PROBLEM REQUIREMENTS: Write out every line below that includes the word "their".

SUPPLIED INFORMATION:
- - - -
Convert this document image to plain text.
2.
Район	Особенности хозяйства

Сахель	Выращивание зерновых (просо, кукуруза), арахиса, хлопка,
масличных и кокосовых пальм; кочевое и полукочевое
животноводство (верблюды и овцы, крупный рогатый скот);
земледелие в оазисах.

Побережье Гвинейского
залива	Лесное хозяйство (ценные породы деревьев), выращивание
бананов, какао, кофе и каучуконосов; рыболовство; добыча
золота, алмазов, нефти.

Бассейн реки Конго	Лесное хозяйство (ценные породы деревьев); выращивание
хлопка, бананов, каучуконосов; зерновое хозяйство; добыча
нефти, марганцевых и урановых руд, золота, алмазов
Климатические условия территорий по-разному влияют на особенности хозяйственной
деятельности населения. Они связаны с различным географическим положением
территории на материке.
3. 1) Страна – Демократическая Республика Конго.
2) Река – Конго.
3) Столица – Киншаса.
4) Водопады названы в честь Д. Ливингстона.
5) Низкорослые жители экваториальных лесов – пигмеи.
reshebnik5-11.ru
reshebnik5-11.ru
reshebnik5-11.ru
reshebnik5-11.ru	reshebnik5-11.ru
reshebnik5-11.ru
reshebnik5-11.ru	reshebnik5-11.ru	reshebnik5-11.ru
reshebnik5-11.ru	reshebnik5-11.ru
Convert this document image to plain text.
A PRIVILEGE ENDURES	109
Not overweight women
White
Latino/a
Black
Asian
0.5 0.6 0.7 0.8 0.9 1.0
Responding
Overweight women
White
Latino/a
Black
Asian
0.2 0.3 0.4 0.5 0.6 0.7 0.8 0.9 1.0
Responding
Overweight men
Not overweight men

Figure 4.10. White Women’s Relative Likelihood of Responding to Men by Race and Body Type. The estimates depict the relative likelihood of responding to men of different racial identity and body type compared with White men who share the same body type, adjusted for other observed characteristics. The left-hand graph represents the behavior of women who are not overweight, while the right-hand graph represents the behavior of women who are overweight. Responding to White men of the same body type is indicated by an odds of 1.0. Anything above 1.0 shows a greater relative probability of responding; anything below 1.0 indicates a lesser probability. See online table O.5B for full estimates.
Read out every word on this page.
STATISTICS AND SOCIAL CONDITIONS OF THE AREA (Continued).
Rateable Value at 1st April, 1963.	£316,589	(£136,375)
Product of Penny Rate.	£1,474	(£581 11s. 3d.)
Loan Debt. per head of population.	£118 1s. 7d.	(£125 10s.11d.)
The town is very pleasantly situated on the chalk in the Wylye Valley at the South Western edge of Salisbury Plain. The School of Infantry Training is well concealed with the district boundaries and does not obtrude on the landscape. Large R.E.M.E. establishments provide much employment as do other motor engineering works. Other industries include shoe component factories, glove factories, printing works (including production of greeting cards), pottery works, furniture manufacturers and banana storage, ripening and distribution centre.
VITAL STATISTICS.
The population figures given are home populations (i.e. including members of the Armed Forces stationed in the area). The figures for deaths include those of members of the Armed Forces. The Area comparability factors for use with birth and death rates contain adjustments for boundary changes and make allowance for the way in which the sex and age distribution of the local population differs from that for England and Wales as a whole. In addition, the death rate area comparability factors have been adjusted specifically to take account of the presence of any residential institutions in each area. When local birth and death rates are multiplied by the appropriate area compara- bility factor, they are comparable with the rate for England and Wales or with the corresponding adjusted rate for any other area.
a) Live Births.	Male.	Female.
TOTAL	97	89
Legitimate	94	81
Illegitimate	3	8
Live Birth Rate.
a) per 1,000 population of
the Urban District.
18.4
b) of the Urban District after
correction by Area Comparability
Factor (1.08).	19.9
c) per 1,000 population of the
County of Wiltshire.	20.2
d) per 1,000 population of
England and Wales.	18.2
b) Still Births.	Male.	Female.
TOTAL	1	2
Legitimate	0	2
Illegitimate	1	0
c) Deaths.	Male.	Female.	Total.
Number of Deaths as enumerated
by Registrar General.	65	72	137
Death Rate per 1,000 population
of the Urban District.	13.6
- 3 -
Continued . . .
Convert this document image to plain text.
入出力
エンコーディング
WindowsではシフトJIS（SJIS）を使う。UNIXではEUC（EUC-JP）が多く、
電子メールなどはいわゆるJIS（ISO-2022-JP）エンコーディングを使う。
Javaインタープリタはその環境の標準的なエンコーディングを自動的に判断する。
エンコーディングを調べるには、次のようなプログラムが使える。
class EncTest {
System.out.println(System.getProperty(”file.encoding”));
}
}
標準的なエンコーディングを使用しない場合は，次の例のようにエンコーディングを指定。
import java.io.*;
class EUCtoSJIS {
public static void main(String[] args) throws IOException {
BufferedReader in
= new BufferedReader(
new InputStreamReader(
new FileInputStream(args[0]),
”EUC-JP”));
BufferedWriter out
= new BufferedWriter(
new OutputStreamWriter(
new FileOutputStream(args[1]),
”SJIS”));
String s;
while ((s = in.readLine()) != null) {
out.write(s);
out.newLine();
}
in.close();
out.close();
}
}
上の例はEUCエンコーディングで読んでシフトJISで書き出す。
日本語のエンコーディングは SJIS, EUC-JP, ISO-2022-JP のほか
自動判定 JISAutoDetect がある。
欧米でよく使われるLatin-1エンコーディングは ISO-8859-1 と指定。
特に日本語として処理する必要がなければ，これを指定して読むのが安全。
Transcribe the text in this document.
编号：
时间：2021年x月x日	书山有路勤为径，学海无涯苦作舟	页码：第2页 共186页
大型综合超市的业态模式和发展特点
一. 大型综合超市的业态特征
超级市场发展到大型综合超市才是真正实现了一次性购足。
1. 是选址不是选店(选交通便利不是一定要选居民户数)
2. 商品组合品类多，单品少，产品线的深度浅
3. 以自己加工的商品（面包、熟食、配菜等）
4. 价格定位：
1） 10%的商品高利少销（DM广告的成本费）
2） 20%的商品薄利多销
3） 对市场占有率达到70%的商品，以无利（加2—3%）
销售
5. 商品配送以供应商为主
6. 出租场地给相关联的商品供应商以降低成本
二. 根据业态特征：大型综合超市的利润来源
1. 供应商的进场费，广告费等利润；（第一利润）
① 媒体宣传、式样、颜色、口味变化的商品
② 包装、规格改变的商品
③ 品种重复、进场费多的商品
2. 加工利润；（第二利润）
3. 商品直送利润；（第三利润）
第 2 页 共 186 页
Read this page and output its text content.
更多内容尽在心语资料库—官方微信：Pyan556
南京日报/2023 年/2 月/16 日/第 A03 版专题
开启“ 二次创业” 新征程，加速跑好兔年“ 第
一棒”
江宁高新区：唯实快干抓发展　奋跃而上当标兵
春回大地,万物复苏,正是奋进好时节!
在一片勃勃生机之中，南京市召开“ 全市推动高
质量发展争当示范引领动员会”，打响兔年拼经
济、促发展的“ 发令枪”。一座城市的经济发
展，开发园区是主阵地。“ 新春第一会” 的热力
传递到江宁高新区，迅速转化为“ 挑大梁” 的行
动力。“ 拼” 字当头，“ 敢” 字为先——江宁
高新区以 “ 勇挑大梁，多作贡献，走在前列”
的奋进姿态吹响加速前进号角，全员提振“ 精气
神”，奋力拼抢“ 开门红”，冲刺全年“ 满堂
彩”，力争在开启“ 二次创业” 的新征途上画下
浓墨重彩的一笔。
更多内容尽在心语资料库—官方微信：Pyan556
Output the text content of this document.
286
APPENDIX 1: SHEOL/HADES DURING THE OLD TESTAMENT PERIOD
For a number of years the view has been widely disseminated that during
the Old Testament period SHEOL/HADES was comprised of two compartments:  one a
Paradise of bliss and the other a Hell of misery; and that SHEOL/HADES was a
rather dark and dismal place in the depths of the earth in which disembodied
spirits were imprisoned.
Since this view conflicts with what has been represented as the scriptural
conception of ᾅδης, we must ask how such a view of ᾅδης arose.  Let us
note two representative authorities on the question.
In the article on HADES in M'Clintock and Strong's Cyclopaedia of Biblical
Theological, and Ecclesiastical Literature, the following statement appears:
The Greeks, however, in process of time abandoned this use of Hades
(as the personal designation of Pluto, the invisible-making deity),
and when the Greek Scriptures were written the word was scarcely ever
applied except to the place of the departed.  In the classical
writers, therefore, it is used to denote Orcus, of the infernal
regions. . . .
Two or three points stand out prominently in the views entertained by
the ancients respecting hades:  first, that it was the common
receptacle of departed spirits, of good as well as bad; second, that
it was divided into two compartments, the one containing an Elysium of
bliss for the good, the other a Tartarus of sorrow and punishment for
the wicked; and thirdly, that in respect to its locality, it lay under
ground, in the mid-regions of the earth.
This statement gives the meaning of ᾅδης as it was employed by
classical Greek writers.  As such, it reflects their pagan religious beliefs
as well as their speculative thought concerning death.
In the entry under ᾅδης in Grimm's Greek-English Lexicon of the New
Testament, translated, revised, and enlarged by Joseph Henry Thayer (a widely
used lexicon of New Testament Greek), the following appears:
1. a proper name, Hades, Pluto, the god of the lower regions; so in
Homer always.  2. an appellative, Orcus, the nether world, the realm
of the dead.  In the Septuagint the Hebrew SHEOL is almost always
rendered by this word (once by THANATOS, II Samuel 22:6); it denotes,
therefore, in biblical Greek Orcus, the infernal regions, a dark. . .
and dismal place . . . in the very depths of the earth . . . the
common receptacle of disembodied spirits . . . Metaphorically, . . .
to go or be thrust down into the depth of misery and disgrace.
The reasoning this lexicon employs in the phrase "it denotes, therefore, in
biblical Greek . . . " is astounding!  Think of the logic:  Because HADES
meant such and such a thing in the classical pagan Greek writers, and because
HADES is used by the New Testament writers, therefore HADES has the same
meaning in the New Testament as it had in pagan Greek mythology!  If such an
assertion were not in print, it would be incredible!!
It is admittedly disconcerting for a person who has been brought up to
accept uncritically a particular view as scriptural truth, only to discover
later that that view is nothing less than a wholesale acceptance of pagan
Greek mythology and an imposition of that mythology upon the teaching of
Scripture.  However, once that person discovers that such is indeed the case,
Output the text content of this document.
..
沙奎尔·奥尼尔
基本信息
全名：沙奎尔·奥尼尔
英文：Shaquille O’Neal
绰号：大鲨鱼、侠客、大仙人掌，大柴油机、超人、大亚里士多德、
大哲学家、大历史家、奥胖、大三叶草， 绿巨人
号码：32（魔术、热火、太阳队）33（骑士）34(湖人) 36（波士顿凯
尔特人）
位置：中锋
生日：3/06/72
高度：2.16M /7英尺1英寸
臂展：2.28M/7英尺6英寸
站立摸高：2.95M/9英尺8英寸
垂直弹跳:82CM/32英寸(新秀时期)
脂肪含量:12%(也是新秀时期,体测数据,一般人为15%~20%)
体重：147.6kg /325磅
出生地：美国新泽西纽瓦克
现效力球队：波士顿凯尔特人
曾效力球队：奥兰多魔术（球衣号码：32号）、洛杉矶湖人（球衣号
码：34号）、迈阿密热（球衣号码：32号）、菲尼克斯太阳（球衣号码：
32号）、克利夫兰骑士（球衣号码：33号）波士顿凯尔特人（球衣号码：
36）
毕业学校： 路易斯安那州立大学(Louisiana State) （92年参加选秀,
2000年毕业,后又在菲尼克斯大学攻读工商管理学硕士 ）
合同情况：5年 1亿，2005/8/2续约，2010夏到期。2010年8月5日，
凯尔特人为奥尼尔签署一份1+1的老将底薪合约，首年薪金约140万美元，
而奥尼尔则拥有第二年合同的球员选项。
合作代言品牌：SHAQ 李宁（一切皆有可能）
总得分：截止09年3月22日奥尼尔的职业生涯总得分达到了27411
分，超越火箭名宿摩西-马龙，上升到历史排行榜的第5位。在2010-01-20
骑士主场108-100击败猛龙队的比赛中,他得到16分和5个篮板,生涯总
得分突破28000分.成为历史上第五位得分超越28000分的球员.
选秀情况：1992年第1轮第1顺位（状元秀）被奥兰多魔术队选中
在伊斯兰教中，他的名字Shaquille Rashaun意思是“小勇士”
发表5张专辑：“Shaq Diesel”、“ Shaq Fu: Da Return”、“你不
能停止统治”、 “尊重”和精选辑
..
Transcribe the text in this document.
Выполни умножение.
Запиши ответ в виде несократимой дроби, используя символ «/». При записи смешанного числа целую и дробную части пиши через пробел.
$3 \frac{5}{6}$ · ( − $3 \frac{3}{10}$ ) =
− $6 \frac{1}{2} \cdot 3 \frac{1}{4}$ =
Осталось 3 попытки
- - - -
OUTPUT:
classical Greek writers.  As such, it reflects their pagan religious beliefs
as well as their speculative thought concerning death.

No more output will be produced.